■ What the exercise asks ■
Reproduce the complete listing without any deviation.

Rows from a figure dataset
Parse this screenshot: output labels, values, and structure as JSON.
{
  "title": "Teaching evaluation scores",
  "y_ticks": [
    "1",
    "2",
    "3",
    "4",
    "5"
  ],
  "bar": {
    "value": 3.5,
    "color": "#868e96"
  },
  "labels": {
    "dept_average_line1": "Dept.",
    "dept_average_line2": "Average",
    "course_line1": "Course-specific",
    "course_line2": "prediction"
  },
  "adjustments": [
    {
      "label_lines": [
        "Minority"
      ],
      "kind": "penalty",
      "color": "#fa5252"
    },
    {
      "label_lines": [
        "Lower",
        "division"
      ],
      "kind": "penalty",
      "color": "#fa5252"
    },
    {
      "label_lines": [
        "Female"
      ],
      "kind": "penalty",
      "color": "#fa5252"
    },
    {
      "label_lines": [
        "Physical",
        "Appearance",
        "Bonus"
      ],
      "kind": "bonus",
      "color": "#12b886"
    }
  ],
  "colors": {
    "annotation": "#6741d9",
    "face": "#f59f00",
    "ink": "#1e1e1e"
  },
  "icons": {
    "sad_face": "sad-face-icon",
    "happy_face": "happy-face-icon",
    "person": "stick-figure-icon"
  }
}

■ Task output ■
Parse this screenshot: output labels, values, and structure as JSON.
{
  "title": "Teaching evaluation scores",
  "y_ticks": [
    "1",
    "2",
    "3",
    "4",
    "5"
  ],
  "bar": {
    "value": 3.5,
    "color": "#868e96"
  },
  "labels": {
    "dept_average_line1": "Dept.",
    "dept_average_line2": "Average",
    "course_line1": "Course-specific",
    "course_line2": "prediction"
  },
  "adjustments": [
    {
      "label_lines": [
        "Minority"
      ],
      "kind": "penalty",
      "color": "#fa5252"
    },
    {
      "label_lines": [
        "Lower",
        "division"
      ],
      "kind": "penalty",
      "color": "#fa5252"
    },
    {
      "label_lines": [
        "Female"
      ],
      "kind": "penalty",
      "color": "#fa5252"
    },
    {
      "label_lines": [
        "Physical",
        "Appearance",
        "Bonus"
      ],
      "kind": "bonus",
      "color": "#12b886"
    }
  ],
  "colors": {
    "annotation": "#6741d9",
    "face": "#f59f00",
    "ink": "#1e1e1e"
  },
  "icons": {
    "sad_face": "sad-face-icon",
    "happy_face": "happy-face-icon",
    "person": "stick-figure-icon"
  }
}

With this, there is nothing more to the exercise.